### [Task]
Using the listing below, copy every line that mentions "Week".

### [Dataset entries]
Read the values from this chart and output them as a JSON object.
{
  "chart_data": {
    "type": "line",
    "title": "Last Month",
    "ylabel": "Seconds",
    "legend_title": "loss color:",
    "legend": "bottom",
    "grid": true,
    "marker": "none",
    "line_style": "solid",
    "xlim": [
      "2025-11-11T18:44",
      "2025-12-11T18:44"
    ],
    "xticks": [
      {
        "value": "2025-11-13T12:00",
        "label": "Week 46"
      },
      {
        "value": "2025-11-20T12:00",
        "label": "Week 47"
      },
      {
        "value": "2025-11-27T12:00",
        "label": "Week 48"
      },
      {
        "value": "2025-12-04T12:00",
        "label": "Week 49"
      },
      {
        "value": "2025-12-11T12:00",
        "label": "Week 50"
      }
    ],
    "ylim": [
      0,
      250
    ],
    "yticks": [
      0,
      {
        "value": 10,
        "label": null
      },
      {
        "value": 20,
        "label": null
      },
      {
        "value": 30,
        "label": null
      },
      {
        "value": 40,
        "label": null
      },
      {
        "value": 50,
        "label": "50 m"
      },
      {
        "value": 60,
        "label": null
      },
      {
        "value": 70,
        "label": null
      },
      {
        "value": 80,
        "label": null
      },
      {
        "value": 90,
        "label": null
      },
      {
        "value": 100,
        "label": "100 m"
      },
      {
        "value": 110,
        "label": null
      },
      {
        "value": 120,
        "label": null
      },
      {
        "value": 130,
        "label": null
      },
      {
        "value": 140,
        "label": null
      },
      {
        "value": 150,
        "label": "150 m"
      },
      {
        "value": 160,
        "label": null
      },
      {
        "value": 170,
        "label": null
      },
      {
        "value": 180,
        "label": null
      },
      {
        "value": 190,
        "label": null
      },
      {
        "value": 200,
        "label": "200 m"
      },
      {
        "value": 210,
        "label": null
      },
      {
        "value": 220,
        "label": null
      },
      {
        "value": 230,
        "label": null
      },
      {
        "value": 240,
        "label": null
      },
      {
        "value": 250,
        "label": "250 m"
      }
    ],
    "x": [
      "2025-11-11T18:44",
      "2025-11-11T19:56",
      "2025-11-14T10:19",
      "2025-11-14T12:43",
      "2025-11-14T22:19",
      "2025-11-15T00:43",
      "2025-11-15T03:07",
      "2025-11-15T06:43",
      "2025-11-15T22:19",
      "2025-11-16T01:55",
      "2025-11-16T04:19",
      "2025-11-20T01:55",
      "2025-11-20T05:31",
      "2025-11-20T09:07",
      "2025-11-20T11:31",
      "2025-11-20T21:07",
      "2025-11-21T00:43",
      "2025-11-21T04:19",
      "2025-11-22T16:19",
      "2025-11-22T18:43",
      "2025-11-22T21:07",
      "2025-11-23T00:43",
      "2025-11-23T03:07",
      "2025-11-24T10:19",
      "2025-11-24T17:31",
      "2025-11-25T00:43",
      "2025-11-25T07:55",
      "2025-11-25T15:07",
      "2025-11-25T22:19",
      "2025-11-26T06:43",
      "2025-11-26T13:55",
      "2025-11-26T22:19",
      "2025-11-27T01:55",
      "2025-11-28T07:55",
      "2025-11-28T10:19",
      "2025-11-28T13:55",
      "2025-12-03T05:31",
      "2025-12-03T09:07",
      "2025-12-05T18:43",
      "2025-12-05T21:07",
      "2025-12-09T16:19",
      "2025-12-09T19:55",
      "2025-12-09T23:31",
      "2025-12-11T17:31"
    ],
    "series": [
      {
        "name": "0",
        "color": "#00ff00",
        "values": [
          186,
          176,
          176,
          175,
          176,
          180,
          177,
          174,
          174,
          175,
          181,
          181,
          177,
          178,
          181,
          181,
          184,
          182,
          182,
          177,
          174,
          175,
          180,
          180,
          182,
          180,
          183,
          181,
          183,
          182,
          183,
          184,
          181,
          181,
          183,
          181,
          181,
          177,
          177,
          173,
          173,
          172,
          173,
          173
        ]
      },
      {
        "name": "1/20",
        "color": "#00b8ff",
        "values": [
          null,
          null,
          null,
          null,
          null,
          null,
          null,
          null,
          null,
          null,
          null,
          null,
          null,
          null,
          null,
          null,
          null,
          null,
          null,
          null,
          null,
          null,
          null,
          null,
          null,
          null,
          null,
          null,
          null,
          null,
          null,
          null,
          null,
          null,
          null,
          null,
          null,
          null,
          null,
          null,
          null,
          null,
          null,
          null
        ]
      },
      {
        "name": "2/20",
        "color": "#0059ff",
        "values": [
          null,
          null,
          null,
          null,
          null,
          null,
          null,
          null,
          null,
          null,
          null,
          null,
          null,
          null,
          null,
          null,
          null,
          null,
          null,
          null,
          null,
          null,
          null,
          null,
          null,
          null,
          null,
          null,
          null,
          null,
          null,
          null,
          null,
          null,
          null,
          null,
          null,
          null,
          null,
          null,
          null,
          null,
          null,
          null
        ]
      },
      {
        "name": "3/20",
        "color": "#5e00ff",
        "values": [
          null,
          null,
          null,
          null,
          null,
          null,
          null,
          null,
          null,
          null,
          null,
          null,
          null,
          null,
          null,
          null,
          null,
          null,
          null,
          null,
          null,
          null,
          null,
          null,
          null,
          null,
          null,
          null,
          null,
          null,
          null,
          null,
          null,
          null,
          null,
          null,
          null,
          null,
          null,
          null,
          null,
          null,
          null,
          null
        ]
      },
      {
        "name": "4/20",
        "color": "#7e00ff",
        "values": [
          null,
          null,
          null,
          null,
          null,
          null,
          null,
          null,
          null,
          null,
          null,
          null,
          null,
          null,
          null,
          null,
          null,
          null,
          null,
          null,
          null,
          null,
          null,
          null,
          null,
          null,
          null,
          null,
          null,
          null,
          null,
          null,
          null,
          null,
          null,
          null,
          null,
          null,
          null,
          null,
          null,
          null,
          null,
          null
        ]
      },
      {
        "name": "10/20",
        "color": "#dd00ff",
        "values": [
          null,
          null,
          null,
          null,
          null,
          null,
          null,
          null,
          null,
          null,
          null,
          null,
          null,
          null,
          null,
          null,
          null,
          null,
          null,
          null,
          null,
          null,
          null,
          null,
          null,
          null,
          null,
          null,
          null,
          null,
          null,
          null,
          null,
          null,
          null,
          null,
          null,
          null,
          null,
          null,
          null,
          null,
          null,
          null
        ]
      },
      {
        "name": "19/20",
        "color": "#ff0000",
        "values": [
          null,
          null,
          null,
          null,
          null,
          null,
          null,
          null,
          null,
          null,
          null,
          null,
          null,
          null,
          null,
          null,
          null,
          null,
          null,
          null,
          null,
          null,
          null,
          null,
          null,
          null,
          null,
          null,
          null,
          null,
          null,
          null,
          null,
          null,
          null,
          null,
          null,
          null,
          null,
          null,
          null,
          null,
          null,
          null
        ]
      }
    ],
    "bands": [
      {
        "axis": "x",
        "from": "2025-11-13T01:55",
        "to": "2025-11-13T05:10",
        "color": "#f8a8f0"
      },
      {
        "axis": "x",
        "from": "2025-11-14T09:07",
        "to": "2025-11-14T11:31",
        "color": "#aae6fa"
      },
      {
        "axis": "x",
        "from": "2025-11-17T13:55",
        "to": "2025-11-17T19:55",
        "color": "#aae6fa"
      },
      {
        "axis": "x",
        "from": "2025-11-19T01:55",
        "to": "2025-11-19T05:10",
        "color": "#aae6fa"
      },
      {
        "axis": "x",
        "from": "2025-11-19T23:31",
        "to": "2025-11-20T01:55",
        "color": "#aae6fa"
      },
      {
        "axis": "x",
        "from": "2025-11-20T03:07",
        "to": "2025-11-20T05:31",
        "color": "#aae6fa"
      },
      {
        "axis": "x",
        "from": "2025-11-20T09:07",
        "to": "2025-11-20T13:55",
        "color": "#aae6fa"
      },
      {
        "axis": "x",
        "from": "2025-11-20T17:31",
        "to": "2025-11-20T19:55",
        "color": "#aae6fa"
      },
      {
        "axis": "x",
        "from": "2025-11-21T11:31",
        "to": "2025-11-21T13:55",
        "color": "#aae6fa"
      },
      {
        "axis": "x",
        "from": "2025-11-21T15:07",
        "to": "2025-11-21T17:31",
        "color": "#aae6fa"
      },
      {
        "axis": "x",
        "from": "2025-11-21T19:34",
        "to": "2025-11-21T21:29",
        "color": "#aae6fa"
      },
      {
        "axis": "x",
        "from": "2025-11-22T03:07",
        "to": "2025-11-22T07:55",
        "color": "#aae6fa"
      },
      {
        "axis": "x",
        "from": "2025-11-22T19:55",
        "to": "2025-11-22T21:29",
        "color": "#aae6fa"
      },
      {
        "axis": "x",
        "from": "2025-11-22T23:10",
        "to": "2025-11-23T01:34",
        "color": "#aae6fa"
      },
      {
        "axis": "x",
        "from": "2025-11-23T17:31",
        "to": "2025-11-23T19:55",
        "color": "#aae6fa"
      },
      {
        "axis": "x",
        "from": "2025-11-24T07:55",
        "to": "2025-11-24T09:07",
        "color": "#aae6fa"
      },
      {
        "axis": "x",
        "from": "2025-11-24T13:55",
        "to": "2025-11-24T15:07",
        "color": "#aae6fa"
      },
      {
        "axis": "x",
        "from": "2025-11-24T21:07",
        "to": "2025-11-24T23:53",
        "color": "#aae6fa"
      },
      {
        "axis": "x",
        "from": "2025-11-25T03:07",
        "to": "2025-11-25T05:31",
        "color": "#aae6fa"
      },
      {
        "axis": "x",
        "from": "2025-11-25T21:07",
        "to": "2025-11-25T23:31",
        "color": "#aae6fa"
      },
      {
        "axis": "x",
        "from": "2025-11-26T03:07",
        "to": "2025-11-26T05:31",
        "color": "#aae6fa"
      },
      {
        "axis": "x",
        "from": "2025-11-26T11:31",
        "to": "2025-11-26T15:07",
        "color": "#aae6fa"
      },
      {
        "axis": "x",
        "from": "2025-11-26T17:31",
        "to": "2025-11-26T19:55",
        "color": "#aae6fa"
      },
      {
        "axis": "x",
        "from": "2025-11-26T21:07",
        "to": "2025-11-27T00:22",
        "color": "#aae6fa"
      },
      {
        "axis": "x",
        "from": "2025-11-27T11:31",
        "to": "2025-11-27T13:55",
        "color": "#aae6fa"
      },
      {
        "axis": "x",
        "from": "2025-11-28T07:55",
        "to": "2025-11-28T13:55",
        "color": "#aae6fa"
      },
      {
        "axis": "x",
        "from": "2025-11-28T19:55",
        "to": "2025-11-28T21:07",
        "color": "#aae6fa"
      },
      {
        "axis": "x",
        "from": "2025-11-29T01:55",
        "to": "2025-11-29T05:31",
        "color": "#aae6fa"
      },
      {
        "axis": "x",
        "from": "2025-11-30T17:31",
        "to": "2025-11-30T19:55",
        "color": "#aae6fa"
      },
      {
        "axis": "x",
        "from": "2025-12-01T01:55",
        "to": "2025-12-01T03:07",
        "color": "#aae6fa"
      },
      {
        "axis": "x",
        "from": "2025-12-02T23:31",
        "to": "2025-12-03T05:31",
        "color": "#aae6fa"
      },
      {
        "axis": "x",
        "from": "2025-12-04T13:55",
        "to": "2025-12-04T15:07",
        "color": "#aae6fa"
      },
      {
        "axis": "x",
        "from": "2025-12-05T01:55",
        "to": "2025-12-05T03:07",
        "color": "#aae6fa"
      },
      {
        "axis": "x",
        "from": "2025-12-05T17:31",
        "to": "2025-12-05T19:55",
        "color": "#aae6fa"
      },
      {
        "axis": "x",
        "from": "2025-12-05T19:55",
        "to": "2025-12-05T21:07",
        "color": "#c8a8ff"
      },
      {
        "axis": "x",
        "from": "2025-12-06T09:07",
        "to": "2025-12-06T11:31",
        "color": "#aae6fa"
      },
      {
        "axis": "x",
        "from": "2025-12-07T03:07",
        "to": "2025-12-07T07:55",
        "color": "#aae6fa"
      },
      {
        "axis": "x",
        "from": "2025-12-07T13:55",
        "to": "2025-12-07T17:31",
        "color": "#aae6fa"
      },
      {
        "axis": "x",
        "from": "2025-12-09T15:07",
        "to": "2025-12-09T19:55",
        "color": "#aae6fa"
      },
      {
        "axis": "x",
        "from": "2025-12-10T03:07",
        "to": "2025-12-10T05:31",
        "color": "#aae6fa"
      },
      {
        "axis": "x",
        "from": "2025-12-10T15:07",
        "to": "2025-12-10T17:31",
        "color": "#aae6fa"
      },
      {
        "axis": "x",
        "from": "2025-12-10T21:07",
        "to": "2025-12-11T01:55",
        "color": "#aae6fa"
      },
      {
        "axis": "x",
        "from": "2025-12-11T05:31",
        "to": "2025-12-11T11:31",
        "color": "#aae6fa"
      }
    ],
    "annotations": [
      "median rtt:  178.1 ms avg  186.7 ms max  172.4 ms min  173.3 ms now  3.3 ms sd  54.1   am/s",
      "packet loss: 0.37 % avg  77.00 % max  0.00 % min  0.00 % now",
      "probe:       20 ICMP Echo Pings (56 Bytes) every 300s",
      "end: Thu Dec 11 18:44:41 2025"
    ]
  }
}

### [Task output]
        "label": "Week 46"
        "label": "Week 47"
        "label": "Week 48"
        "label": "Week 49"
        "label": "Week 50"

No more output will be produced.